(Task)
Retype all the records with nothing changed.

(Given entries)
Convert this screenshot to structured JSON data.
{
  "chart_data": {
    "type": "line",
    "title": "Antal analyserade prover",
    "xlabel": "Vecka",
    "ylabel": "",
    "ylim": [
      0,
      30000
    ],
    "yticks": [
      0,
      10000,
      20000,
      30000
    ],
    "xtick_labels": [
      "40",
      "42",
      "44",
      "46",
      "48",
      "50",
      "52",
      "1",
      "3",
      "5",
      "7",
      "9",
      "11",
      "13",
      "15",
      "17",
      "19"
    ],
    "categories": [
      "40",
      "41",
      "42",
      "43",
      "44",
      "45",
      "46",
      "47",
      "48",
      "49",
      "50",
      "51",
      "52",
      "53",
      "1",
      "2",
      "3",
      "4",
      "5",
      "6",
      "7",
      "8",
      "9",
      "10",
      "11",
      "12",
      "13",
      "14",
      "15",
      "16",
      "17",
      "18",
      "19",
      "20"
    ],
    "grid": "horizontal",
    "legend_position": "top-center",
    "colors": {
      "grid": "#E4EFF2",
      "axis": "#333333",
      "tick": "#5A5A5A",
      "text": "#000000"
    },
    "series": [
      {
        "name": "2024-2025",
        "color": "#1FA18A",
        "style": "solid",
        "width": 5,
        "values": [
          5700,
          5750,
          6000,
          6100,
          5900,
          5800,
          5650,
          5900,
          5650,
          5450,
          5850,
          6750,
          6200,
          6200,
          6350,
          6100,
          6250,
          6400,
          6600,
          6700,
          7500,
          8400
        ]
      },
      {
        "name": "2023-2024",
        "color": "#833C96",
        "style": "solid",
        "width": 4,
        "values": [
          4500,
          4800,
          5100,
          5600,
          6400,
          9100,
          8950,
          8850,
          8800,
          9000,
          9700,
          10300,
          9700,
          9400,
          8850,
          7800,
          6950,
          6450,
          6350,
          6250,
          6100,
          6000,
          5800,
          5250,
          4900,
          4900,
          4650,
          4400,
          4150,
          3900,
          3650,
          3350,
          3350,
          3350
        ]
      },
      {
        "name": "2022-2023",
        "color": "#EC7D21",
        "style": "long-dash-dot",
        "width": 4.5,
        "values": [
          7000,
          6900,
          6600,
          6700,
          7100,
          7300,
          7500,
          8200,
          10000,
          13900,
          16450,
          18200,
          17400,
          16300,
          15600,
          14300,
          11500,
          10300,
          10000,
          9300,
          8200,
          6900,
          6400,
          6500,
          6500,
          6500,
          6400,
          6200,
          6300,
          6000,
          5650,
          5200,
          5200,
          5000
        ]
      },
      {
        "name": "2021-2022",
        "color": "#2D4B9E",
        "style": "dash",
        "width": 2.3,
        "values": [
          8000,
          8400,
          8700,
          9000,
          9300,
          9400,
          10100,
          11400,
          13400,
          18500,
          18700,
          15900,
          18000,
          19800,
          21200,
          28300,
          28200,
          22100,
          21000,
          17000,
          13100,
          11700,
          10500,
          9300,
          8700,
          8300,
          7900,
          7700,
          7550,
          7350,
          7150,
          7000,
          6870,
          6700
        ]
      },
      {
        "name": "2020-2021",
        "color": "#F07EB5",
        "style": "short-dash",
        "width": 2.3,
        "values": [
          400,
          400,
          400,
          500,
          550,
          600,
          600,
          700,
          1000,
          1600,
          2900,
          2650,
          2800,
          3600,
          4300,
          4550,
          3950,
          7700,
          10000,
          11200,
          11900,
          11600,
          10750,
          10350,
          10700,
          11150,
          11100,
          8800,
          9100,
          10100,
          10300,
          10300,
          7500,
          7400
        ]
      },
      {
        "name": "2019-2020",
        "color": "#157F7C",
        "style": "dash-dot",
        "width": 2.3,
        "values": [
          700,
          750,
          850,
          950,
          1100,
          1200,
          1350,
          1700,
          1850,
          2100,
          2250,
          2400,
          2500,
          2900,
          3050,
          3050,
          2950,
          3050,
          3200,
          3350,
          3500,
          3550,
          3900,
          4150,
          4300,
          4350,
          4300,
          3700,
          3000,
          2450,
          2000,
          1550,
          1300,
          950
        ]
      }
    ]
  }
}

(Exercise answer)
Convert this screenshot to structured JSON data.
{
  "chart_data": {
    "type": "line",
    "title": "Antal analyserade prover",
    "xlabel": "Vecka",
    "ylabel": "",
    "ylim": [
      0,
      30000
    ],
    "yticks": [
      0,
      10000,
      20000,
      30000
    ],
    "xtick_labels": [
      "40",
      "42",
      "44",
      "46",
      "48",
      "50",
      "52",
      "1",
      "3",
      "5",
      "7",
      "9",
      "11",
      "13",
      "15",
      "17",
      "19"
    ],
    "categories": [
      "40",
      "41",
      "42",
      "43",
      "44",
      "45",
      "46",
      "47",
      "48",
      "49",
      "50",
      "51",
      "52",
      "53",
      "1",
      "2",
      "3",
      "4",
      "5",
      "6",
      "7",
      "8",
      "9",
      "10",
      "11",
      "12",
      "13",
      "14",
      "15",
      "16",
      "17",
      "18",
      "19",
      "20"
    ],
    "grid": "horizontal",
    "legend_position": "top-center",
    "colors": {
      "grid": "#E4EFF2",
      "axis": "#333333",
      "tick": "#5A5A5A",
      "text": "#000000"
    },
    "series": [
      {
        "name": "2024-2025",
        "color": "#1FA18A",
        "style": "solid",
        "width": 5,
        "values": [
          5700,
          5750,
          6000,
          6100,
          5900,
          5800,
          5650,
          5900,
          5650,
          5450,
          5850,
          6750,
          6200,
          6200,
          6350,
          6100,
          6250,
          6400,
          6600,
          6700,
          7500,
          8400
        ]
      },
      {
        "name": "2023-2024",
        "color": "#833C96",
        "style": "solid",
        "width": 4,
        "values": [
          4500,
          4800,
          5100,
          5600,
          6400,
          9100,
          8950,
          8850,
          8800,
          9000,
          9700,
          10300,
          9700,
          9400,
          8850,
          7800,
          6950,
          6450,
          6350,
          6250,
          6100,
          6000,
          5800,
          5250,
          4900,
          4900,
          4650,
          4400,
          4150,
          3900,
          3650,
          3350,
          3350,
          3350
        ]
      },
      {
        "name": "2022-2023",
        "color": "#EC7D21",
        "style": "long-dash-dot",
        "width": 4.5,
        "values": [
          7000,
          6900,
          6600,
          6700,
          7100,
          7300,
          7500,
          8200,
          10000,
          13900,
          16450,
          18200,
          17400,
          16300,
          15600,
          14300,
          11500,
          10300,
          10000,
          9300,
          8200,
          6900,
          6400,
          6500,
          6500,
          6500,
          6400,
          6200,
          6300,
          6000,
          5650,
          5200,
          5200,
          5000
        ]
      },
      {
        "name": "2021-2022",
        "color": "#2D4B9E",
        "style": "dash",
        "width": 2.3,
        "values": [
          8000,
          8400,
          8700,
          9000,
          9300,
          9400,
          10100,
          11400,
          13400,
          18500,
          18700,
          15900,
          18000,
          19800,
          21200,
          28300,
          28200,
          22100,
          21000,
          17000,
          13100,
          11700,
          10500,
          9300,
          8700,
          8300,
          7900,
          7700,
          7550,
          7350,
          7150,
          7000,
          6870,
          6700
        ]
      },
      {
        "name": "2020-2021",
        "color": "#F07EB5",
        "style": "short-dash",
        "width": 2.3,
        "values": [
          400,
          400,
          400,
          500,
          550,
          600,
          600,
          700,
          1000,
          1600,
          2900,
          2650,
          2800,
          3600,
          4300,
          4550,
          3950,
          7700,
          10000,
          11200,
          11900,
          11600,
          10750,
          10350,
          10700,
          11150,
          11100,
          8800,
          9100,
          10100,
          10300,
          10300,
          7500,
          7400
        ]
      },
      {
        "name": "2019-2020",
        "color": "#157F7C",
        "style": "dash-dot",
        "width": 2.3,
        "values": [
          700,
          750,
          850,
          950,
          1100,
          1200,
          1350,
          1700,
          1850,
          2100,
          2250,
          2400,
          2500,
          2900,
          3050,
          3050,
          2950,
          3050,
          3200,
          3350,
          3500,
          3550,
          3900,
          4150,
          4300,
          4350,
          4300,
          3700,
          3000,
          2450,
          2000,
          1550,
          1300,
          950
        ]
      }
    ]
  }
}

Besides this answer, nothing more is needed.